• [Task goal]: Restate each of the lines below word for word and drop every picture.

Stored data
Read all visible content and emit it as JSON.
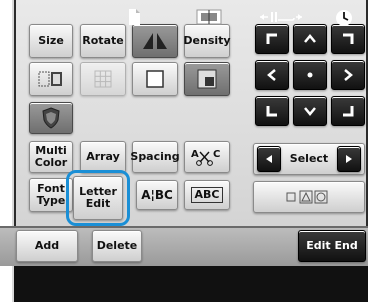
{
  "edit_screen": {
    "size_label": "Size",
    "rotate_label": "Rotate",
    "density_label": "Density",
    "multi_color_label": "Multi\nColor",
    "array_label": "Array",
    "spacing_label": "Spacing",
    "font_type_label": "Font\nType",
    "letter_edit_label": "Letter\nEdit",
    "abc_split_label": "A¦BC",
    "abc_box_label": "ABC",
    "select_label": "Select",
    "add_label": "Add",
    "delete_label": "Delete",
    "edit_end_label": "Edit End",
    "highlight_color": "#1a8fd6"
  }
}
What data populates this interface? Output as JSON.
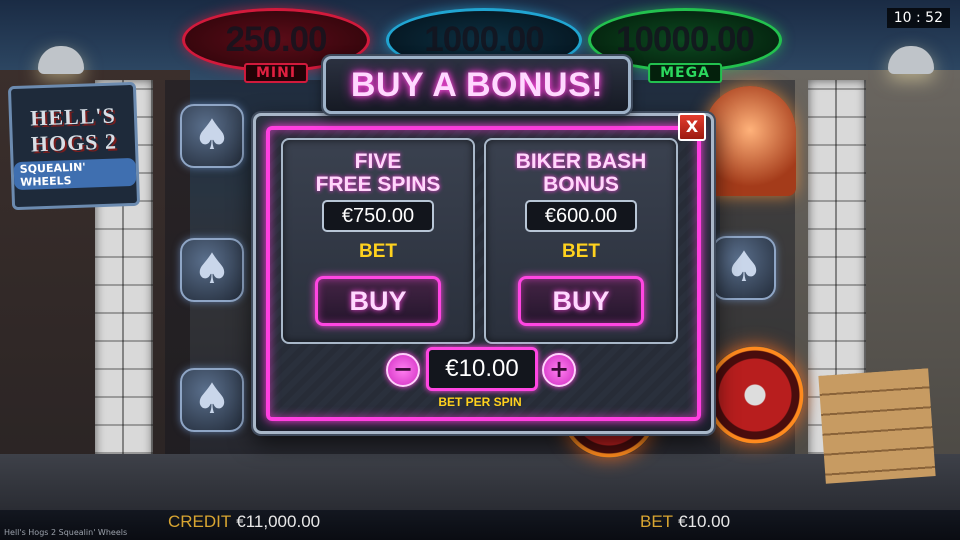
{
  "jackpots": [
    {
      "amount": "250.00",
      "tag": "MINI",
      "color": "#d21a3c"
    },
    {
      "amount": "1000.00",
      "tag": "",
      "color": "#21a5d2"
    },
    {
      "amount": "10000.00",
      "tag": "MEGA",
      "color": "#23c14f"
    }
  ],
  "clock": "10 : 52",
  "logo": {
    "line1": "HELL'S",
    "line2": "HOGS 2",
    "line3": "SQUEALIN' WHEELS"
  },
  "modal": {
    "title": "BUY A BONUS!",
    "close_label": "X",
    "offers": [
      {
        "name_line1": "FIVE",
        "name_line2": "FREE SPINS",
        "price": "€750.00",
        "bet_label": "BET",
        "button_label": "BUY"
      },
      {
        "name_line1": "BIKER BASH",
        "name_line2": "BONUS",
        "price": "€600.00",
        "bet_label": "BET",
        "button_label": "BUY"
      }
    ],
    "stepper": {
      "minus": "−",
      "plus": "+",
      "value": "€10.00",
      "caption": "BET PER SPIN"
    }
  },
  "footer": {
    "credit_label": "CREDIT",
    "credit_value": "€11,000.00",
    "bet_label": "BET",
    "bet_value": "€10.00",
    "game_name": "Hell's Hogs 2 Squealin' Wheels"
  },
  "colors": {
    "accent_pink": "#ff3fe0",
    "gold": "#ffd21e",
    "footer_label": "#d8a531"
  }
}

• [Answer for this exercise]:
Read all visible content and emit it as JSON.
{
  "edit_screen": {
    "size_label": "Size",
    "rotate_label": "Rotate",
    "density_label": "Density",
    "multi_color_label": "Multi\nColor",
    "array_label": "Array",
    "spacing_label": "Spacing",
    "font_type_label": "Font\nType",
    "letter_edit_label": "Letter\nEdit",
    "abc_split_label": "A¦BC",
    "abc_box_label": "ABC",
    "select_label": "Select",
    "add_label": "Add",
    "delete_label": "Delete",
    "edit_end_label": "Edit End",
    "highlight_color": "#1a8fd6"
  }
}
What data populates this interface? Output as JSON.
{
  "jackpots": [
    {
      "amount": "250.00",
      "tag": "MINI",
      "color": "#d21a3c"
    },
    {
      "amount": "1000.00",
      "tag": "",
      "color": "#21a5d2"
    },
    {
      "amount": "10000.00",
      "tag": "MEGA",
      "color": "#23c14f"
    }
  ],
  "clock": "10 : 52",
  "logo": {
    "line1": "HELL'S",
    "line2": "HOGS 2",
    "line3": "SQUEALIN' WHEELS"
  },
  "modal": {
    "title": "BUY A BONUS!",
    "close_label": "X",
    "offers": [
      {
        "name_line1": "FIVE",
        "name_line2": "FREE SPINS",
        "price": "€750.00",
        "bet_label": "BET",
        "button_label": "BUY"
      },
      {
        "name_line1": "BIKER BASH",
        "name_line2": "BONUS",
        "price": "€600.00",
        "bet_label": "BET",
        "button_label": "BUY"
      }
    ],
    "stepper": {
      "minus": "−",
      "plus": "+",
      "value": "€10.00",
      "caption": "BET PER SPIN"
    }
  },
  "footer": {
    "credit_label": "CREDIT",
    "credit_value": "€11,000.00",
    "bet_label": "BET",
    "bet_value": "€10.00",
    "game_name": "Hell's Hogs 2 Squealin' Wheels"
  },
  "colors": {
    "accent_pink": "#ff3fe0",
    "gold": "#ffd21e",
    "footer_label": "#d8a531"
  }
}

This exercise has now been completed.